• RECORDS FOR THE EXERCISE:
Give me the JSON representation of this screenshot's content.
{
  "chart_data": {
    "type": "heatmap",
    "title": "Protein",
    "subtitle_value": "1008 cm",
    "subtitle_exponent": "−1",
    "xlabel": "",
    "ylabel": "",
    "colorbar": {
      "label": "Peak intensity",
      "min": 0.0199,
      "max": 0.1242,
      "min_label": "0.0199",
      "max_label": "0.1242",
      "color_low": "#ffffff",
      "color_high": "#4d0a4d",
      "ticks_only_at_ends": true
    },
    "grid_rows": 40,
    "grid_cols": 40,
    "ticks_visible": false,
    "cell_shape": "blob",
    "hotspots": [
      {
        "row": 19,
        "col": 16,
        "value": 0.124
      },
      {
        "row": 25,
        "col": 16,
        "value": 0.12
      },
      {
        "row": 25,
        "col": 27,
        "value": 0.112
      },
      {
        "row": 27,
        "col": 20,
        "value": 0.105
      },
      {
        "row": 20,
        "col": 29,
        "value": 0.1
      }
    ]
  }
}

• EXERCISE GOAL: Give every entry once more, exactly as it reads.

• EXERCISE ANSWER:
Give me the JSON representation of this screenshot's content.
{
  "chart_data": {
    "type": "heatmap",
    "title": "Protein",
    "subtitle_value": "1008 cm",
    "subtitle_exponent": "−1",
    "xlabel": "",
    "ylabel": "",
    "colorbar": {
      "label": "Peak intensity",
      "min": 0.0199,
      "max": 0.1242,
      "min_label": "0.0199",
      "max_label": "0.1242",
      "color_low": "#ffffff",
      "color_high": "#4d0a4d",
      "ticks_only_at_ends": true
    },
    "grid_rows": 40,
    "grid_cols": 40,
    "ticks_visible": false,
    "cell_shape": "blob",
    "hotspots": [
      {
        "row": 19,
        "col": 16,
        "value": 0.124
      },
      {
        "row": 25,
        "col": 16,
        "value": 0.12
      },
      {
        "row": 25,
        "col": 27,
        "value": 0.112
      },
      {
        "row": 27,
        "col": 20,
        "value": 0.105
      },
      {
        "row": 20,
        "col": 29,
        "value": 0.1
      }
    ]
  }
}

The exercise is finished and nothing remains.